Copy out the records in full, word for word, without pictures.
━━━━━ Data ━━━━━
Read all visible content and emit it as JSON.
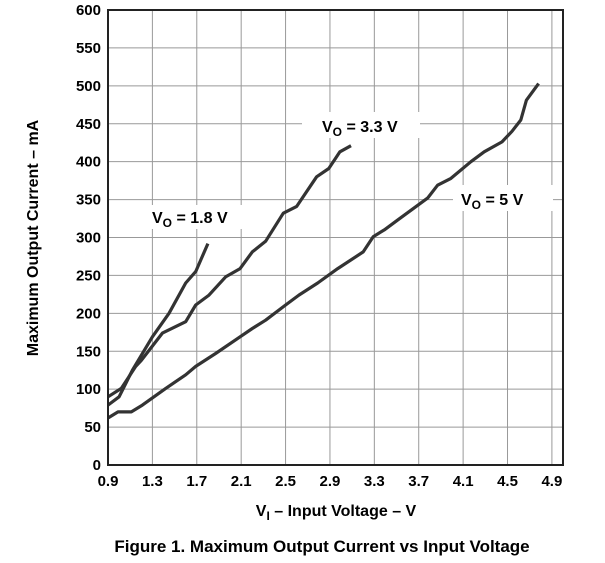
{
  "chart_data": {
    "type": "line",
    "title": "Figure 1. Maximum Output Current vs Input Voltage",
    "xlabel": {
      "main": "V",
      "sub": "I",
      "rest": " – Input Voltage – V"
    },
    "ylabel": "Maximum Output Current – mA",
    "xlim": [
      0.9,
      5.0
    ],
    "ylim": [
      0,
      600
    ],
    "xticks": [
      0.9,
      1.3,
      1.7,
      2.1,
      2.5,
      2.9,
      3.3,
      3.7,
      4.1,
      4.5,
      4.9
    ],
    "xtick_labels": [
      "0.9",
      "1.3",
      "1.7",
      "2.1",
      "2.5",
      "2.9",
      "3.3",
      "3.7",
      "4.1",
      "4.5",
      "4.9"
    ],
    "yticks": [
      0,
      50,
      100,
      150,
      200,
      250,
      300,
      350,
      400,
      450,
      500,
      550,
      600
    ],
    "ytick_labels": [
      "0",
      "50",
      "100",
      "150",
      "200",
      "250",
      "300",
      "350",
      "400",
      "450",
      "500",
      "550",
      "600"
    ],
    "grid": true,
    "line_color": "#333333",
    "series": [
      {
        "name": "VO = 1.8 V",
        "label": {
          "main": "V",
          "sub": "O",
          "rest": " = 1.8 V"
        },
        "x": [
          0.9,
          1.0,
          1.12,
          1.3,
          1.45,
          1.6,
          1.69,
          1.8
        ],
        "y": [
          79,
          90,
          125,
          169,
          200,
          240,
          255,
          292
        ]
      },
      {
        "name": "VO = 3.3 V",
        "label": {
          "main": "V",
          "sub": "O",
          "rest": " = 3.3 V"
        },
        "x": [
          0.9,
          1.02,
          1.15,
          1.2,
          1.39,
          1.6,
          1.69,
          1.81,
          1.96,
          2.09,
          2.2,
          2.32,
          2.48,
          2.6,
          2.78,
          2.89,
          2.99,
          3.09
        ],
        "y": [
          90,
          101,
          130,
          138,
          174,
          189,
          211,
          224,
          248,
          259,
          281,
          295,
          332,
          341,
          380,
          391,
          413,
          421
        ]
      },
      {
        "name": "VO = 5 V",
        "label": {
          "main": "V",
          "sub": "O",
          "rest": " = 5 V"
        },
        "x": [
          0.9,
          0.99,
          1.11,
          1.21,
          1.42,
          1.6,
          1.69,
          1.87,
          2.09,
          2.2,
          2.32,
          2.5,
          2.62,
          2.79,
          2.97,
          3.2,
          3.29,
          3.39,
          3.51,
          3.78,
          3.87,
          3.99,
          4.17,
          4.29,
          4.45,
          4.54,
          4.62,
          4.67,
          4.78
        ],
        "y": [
          62,
          70,
          70,
          79,
          101,
          119,
          130,
          147,
          169,
          180,
          191,
          211,
          224,
          240,
          259,
          281,
          301,
          310,
          323,
          352,
          369,
          378,
          400,
          413,
          426,
          440,
          455,
          481,
          503
        ]
      }
    ]
  }
}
━━━━━
*Solved exercise*
Read all visible content and emit it as JSON.
{
  "chart_data": {
    "type": "line",
    "title": "Figure 1. Maximum Output Current vs Input Voltage",
    "xlabel": {
      "main": "V",
      "sub": "I",
      "rest": " – Input Voltage – V"
    },
    "ylabel": "Maximum Output Current – mA",
    "xlim": [
      0.9,
      5.0
    ],
    "ylim": [
      0,
      600
    ],
    "xticks": [
      0.9,
      1.3,
      1.7,
      2.1,
      2.5,
      2.9,
      3.3,
      3.7,
      4.1,
      4.5,
      4.9
    ],
    "xtick_labels": [
      "0.9",
      "1.3",
      "1.7",
      "2.1",
      "2.5",
      "2.9",
      "3.3",
      "3.7",
      "4.1",
      "4.5",
      "4.9"
    ],
    "yticks": [
      0,
      50,
      100,
      150,
      200,
      250,
      300,
      350,
      400,
      450,
      500,
      550,
      600
    ],
    "ytick_labels": [
      "0",
      "50",
      "100",
      "150",
      "200",
      "250",
      "300",
      "350",
      "400",
      "450",
      "500",
      "550",
      "600"
    ],
    "grid": true,
    "line_color": "#333333",
    "series": [
      {
        "name": "VO = 1.8 V",
        "label": {
          "main": "V",
          "sub": "O",
          "rest": " = 1.8 V"
        },
        "x": [
          0.9,
          1.0,
          1.12,
          1.3,
          1.45,
          1.6,
          1.69,
          1.8
        ],
        "y": [
          79,
          90,
          125,
          169,
          200,
          240,
          255,
          292
        ]
      },
      {
        "name": "VO = 3.3 V",
        "label": {
          "main": "V",
          "sub": "O",
          "rest": " = 3.3 V"
        },
        "x": [
          0.9,
          1.02,
          1.15,
          1.2,
          1.39,
          1.6,
          1.69,
          1.81,
          1.96,
          2.09,
          2.2,
          2.32,
          2.48,
          2.6,
          2.78,
          2.89,
          2.99,
          3.09
        ],
        "y": [
          90,
          101,
          130,
          138,
          174,
          189,
          211,
          224,
          248,
          259,
          281,
          295,
          332,
          341,
          380,
          391,
          413,
          421
        ]
      },
      {
        "name": "VO = 5 V",
        "label": {
          "main": "V",
          "sub": "O",
          "rest": " = 5 V"
        },
        "x": [
          0.9,
          0.99,
          1.11,
          1.21,
          1.42,
          1.6,
          1.69,
          1.87,
          2.09,
          2.2,
          2.32,
          2.5,
          2.62,
          2.79,
          2.97,
          3.2,
          3.29,
          3.39,
          3.51,
          3.78,
          3.87,
          3.99,
          4.17,
          4.29,
          4.45,
          4.54,
          4.62,
          4.67,
          4.78
        ],
        "y": [
          62,
          70,
          70,
          79,
          101,
          119,
          130,
          147,
          169,
          180,
          191,
          211,
          224,
          240,
          259,
          281,
          301,
          310,
          323,
          352,
          369,
          378,
          400,
          413,
          426,
          440,
          455,
          481,
          503
        ]
      }
    ]
  }
}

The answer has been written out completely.